- [WORK TO COMPLETE]: Given the listing that follows, report all lines in which the string "file" occurs.

- [DATA FOR THE TASK]:
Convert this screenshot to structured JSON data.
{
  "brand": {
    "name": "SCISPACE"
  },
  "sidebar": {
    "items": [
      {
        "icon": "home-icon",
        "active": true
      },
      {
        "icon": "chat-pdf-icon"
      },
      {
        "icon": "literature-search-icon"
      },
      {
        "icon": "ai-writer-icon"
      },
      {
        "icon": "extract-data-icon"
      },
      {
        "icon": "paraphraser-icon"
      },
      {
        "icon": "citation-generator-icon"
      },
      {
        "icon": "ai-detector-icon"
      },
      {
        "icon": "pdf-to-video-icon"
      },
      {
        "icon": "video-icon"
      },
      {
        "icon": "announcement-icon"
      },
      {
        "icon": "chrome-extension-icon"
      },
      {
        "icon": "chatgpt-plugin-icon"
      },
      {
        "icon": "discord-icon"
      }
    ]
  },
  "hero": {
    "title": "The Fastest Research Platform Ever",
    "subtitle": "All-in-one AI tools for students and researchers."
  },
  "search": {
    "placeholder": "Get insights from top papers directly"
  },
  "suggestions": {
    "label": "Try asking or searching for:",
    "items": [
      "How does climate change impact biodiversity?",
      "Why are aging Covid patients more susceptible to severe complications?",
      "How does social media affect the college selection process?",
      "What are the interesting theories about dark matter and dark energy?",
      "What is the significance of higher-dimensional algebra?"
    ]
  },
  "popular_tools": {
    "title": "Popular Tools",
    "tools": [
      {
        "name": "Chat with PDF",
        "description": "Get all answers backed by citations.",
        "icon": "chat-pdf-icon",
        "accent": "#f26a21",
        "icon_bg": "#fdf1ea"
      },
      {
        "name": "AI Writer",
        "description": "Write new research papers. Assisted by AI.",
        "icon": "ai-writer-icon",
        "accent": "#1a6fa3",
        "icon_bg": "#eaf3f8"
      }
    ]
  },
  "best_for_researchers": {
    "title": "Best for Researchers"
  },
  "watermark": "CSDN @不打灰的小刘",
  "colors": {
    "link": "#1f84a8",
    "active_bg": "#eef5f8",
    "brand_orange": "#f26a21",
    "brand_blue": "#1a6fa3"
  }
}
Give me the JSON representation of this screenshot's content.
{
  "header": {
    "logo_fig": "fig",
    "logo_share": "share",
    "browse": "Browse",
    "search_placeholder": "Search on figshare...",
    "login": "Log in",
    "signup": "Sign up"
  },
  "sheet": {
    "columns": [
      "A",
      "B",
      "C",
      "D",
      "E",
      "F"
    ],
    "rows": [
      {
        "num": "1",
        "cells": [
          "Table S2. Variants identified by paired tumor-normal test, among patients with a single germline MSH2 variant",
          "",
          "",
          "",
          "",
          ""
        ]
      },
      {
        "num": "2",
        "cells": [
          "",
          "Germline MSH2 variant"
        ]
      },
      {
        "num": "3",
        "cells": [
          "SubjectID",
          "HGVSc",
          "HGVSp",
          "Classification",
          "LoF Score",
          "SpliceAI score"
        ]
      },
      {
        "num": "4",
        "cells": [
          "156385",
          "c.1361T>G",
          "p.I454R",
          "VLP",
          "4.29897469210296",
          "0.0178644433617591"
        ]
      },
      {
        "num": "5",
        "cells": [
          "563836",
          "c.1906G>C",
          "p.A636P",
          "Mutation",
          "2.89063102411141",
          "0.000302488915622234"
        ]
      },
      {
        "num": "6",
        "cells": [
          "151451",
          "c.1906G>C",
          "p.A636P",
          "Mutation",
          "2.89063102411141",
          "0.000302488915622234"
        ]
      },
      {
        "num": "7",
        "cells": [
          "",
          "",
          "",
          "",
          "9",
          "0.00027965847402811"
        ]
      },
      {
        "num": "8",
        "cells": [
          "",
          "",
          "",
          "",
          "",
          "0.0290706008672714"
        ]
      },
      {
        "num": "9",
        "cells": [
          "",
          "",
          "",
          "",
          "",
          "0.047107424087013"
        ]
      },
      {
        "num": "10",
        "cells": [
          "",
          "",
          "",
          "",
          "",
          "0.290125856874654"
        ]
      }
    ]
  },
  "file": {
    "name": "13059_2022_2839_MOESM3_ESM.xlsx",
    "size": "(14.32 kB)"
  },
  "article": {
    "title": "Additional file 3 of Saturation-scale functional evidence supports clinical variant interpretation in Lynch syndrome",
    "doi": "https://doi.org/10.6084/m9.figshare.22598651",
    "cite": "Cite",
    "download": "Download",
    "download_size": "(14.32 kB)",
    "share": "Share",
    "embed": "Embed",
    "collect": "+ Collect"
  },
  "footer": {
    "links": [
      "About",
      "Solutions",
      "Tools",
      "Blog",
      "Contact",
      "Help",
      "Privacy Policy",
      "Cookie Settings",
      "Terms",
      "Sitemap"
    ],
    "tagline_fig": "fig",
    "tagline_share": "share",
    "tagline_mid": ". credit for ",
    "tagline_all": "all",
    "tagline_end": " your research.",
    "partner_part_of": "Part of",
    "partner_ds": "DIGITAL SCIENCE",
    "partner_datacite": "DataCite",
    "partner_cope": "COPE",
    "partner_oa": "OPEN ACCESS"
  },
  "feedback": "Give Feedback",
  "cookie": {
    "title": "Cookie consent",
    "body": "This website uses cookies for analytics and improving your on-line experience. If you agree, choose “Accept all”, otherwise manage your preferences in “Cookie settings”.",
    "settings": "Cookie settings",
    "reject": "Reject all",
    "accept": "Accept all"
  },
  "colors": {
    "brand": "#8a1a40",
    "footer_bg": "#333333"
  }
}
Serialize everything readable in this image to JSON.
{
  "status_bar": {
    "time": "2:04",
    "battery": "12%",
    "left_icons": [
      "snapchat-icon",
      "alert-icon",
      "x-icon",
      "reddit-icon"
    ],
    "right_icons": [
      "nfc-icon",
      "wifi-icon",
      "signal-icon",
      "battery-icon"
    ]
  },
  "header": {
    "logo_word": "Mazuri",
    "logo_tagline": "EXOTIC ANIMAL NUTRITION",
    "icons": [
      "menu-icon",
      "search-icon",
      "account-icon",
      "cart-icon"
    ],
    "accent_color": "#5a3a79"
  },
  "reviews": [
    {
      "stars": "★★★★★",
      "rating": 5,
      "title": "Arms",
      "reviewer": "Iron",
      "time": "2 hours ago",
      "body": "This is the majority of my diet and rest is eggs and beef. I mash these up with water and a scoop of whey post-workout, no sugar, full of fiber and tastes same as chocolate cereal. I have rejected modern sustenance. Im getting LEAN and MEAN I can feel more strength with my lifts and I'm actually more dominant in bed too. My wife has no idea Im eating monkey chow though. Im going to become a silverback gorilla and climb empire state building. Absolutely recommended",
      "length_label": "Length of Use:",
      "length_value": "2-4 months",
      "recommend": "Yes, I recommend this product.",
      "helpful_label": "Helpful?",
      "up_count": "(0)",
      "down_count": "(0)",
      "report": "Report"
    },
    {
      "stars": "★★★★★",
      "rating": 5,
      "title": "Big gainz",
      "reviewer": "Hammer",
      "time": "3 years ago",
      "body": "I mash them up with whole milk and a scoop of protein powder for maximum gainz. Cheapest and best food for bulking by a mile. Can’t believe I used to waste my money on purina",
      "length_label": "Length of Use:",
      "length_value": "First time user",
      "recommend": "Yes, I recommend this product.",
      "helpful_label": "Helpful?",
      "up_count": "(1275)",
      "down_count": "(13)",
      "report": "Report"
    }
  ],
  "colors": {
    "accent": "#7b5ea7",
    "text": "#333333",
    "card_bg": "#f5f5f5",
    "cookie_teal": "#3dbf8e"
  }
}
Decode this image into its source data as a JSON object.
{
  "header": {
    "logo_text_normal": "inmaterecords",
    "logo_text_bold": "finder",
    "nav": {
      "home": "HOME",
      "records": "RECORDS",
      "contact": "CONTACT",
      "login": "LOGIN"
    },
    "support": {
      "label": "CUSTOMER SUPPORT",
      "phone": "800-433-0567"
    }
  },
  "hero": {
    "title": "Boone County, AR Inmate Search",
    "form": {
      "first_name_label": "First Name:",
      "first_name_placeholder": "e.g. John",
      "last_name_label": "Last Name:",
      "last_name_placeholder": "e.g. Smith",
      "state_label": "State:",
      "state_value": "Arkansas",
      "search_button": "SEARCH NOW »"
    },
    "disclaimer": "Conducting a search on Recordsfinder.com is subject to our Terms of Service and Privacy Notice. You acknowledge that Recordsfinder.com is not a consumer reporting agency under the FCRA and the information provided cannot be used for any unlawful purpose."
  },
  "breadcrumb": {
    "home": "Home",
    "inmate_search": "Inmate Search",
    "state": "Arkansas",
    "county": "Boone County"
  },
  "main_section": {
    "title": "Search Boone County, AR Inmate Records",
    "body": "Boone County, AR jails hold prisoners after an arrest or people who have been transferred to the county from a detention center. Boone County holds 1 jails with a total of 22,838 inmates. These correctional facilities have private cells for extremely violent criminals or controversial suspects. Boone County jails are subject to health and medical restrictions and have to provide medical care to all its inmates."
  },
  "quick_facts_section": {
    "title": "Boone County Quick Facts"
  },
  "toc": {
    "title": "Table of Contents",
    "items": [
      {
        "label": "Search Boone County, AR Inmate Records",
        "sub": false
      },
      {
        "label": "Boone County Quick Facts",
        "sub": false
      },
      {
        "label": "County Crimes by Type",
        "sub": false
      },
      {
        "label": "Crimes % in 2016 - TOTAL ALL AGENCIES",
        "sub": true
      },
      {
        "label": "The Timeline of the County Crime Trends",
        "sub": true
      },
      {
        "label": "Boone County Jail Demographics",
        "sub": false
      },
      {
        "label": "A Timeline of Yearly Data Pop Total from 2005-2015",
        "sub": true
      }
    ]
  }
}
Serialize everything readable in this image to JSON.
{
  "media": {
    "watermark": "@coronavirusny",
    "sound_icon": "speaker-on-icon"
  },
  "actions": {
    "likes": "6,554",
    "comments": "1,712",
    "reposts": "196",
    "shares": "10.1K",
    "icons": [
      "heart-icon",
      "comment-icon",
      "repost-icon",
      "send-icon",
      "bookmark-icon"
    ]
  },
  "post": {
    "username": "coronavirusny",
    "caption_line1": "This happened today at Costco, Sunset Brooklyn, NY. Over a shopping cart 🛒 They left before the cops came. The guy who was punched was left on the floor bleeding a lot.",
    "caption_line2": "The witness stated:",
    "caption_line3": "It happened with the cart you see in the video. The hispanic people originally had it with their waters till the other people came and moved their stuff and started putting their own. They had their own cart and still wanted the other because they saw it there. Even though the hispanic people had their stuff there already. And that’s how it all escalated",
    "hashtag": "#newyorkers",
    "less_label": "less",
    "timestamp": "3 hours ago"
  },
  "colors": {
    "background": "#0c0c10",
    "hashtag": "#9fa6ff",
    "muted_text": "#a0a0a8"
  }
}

- [TASK RESULT]:
  "file": {
    "title": "Additional file 3 of Saturation-scale functional evidence supports clinical variant interpretation in Lynch syndrome",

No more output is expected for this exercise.